### WHAT YOU NEED TO DO
Each line that holds the word "Monastery" is to be identified and copied.

### DATA LINES

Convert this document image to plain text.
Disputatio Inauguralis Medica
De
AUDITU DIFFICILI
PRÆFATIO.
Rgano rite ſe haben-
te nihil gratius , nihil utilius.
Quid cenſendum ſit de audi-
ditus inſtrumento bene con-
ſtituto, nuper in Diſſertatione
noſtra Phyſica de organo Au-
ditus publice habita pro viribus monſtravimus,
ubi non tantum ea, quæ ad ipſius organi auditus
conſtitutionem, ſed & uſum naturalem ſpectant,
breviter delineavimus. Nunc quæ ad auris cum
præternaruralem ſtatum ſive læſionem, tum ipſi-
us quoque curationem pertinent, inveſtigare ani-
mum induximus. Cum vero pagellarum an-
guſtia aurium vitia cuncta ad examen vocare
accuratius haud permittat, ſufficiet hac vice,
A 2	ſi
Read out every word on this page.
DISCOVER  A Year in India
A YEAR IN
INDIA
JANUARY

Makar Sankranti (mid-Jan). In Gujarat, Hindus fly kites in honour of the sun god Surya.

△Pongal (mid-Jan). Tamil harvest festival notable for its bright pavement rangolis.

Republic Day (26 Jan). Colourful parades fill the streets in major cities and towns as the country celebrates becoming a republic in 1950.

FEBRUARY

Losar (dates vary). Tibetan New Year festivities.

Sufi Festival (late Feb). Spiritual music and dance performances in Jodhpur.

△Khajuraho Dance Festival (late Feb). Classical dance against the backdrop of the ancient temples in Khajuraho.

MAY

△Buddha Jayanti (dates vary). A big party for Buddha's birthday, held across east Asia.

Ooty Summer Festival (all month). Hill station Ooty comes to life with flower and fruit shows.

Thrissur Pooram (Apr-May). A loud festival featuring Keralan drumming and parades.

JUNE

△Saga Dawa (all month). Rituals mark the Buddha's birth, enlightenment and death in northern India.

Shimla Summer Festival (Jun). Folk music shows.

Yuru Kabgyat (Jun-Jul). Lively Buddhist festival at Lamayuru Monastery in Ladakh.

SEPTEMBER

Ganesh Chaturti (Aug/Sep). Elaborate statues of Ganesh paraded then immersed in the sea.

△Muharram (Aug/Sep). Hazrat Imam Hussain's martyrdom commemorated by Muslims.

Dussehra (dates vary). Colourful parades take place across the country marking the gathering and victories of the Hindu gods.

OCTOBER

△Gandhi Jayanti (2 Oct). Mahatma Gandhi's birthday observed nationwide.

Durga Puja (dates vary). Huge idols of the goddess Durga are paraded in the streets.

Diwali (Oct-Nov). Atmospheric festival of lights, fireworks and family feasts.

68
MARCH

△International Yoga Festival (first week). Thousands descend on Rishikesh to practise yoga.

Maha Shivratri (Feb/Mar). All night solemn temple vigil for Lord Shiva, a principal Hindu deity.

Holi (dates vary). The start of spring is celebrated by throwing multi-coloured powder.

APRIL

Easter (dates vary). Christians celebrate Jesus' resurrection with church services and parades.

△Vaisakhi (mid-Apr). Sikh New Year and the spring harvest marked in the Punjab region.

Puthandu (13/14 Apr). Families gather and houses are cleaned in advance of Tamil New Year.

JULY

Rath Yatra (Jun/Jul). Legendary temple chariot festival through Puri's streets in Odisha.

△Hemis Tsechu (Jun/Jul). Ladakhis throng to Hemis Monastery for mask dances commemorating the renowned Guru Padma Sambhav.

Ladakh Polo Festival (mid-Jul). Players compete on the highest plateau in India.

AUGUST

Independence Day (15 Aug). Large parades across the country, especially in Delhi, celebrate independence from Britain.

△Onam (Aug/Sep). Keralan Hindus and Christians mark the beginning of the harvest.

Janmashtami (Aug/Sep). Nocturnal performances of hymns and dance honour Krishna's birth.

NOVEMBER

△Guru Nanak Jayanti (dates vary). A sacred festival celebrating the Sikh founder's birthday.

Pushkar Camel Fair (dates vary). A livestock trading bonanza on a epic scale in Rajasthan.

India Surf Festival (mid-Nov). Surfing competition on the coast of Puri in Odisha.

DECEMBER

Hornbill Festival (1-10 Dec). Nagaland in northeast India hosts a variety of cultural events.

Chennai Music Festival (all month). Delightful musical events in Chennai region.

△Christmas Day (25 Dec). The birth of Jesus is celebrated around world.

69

### RESULT FOR THIS EXERCISE
Yuru Kabgyat (Jun-Jul). Lively Buddhist festival at Lamayuru Monastery in Ladakh.
△Hemis Tsechu (Jun/Jul). Ladakhis throng to Hemis Monastery for mask dances commemorating the renowned Guru Padma Sambhav.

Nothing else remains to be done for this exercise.